Goal |
Exclude any images and output the remaining records exactly.

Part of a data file
·····

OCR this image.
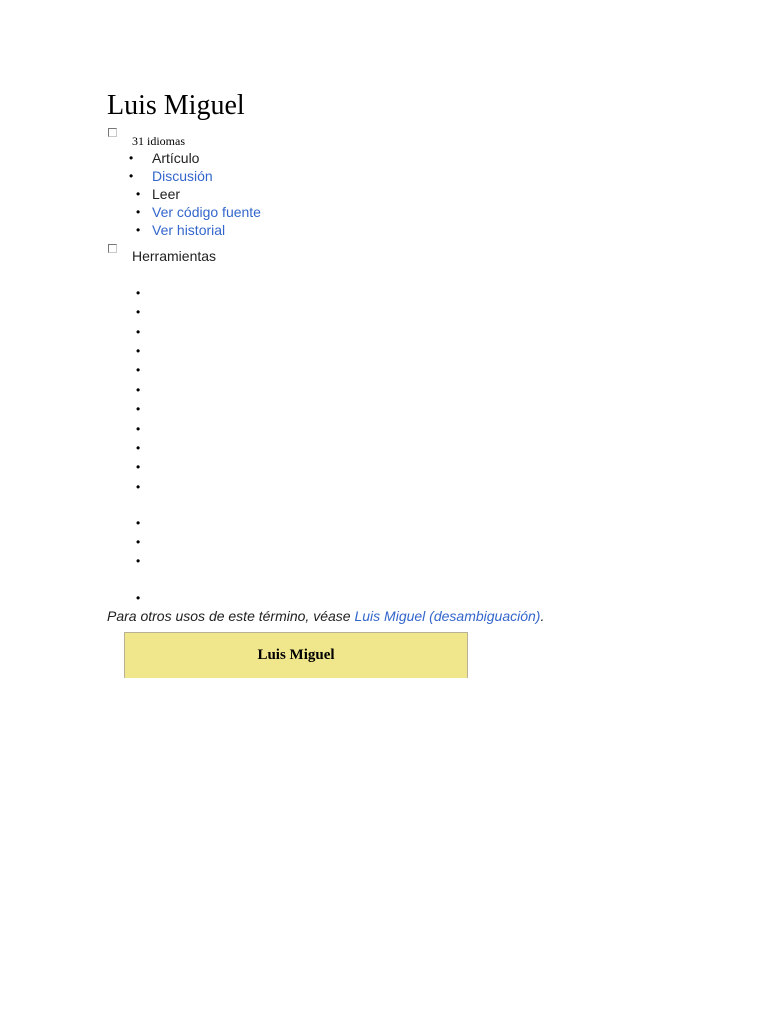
Luis Miguel
31 idiomas
• Artículo
• Discusión
• Leer
• Ver código fuente
• Ver historial
Herramientas
•
•
•
•
•
•
•
•
•
•
•
•
•
•
•
Para otros usos de este término, véase Luis Miguel (desambiguación).
Luis Miguel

·····

Task output |
OCR this image.
Luis Miguel
31 idiomas
• Artículo
• Discusión
• Leer
• Ver código fuente
• Ver historial
Herramientas
•
•
•
•
•
•
•
•
•
•
•
•
•
•
•
Para otros usos de este término, véase Luis Miguel (desambiguación).
Luis Miguel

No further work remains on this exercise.